[Recorded data]
** start **

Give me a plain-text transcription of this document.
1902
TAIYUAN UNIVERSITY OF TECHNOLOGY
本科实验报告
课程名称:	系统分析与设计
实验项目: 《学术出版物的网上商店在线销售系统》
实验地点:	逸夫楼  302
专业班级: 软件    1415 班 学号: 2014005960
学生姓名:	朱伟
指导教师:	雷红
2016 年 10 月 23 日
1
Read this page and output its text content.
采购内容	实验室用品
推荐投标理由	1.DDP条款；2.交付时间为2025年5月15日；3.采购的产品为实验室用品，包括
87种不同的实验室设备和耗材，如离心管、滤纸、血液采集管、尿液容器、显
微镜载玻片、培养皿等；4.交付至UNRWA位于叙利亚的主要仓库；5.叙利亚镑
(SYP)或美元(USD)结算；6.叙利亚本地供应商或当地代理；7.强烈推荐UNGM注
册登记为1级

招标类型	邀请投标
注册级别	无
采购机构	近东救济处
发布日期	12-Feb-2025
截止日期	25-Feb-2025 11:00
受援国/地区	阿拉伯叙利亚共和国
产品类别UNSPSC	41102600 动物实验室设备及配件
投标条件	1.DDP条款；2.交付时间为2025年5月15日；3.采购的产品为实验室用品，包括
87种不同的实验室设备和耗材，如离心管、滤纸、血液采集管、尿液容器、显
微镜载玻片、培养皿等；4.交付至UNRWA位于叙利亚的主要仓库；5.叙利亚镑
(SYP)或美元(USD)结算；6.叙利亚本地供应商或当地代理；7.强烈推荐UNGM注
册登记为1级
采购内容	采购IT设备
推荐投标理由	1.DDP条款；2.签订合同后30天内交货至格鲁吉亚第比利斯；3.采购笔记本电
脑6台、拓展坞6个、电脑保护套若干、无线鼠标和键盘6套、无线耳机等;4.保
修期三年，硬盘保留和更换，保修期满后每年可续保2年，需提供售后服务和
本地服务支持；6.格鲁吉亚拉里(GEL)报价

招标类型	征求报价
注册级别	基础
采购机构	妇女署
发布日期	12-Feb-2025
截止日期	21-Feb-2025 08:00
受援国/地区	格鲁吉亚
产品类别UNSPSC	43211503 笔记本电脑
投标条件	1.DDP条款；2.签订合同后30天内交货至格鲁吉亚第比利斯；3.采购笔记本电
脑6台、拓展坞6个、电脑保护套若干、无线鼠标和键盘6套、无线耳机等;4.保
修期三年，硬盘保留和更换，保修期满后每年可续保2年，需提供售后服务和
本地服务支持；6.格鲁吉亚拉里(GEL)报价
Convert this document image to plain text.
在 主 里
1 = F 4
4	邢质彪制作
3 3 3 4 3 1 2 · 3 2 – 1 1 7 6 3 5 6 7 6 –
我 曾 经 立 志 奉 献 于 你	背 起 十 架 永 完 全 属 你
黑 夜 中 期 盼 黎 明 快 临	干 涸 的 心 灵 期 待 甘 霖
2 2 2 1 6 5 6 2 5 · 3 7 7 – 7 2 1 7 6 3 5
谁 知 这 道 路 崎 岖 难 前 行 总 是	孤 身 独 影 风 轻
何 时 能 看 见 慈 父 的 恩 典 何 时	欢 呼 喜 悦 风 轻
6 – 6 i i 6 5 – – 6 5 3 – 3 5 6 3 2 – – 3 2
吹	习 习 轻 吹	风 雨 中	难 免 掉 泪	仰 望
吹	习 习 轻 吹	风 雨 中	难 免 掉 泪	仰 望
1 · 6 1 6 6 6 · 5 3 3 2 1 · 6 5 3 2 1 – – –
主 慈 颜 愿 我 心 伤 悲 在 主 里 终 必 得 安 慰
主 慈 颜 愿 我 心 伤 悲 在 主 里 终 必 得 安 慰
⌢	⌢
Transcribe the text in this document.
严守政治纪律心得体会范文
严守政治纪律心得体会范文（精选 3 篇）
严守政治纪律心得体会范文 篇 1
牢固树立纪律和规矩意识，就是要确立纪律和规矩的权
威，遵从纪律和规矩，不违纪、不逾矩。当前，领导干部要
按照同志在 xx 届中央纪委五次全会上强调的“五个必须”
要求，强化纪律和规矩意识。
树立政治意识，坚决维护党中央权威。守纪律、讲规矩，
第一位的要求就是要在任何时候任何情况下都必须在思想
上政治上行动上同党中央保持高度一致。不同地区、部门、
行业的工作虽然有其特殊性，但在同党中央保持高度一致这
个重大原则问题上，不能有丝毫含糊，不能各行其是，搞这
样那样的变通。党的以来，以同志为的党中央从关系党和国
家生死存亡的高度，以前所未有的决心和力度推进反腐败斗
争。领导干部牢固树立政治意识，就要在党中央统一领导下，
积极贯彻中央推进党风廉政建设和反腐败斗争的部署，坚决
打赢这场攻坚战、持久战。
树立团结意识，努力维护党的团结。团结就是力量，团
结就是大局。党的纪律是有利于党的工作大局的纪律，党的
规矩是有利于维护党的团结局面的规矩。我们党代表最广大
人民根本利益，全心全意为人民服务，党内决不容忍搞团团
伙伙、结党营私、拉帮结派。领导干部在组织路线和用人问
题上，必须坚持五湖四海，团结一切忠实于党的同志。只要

** end **

▶ Instruction
Determine how many lines include the string "采购笔记本电". Give no answer but the number.

▶ Finished task
2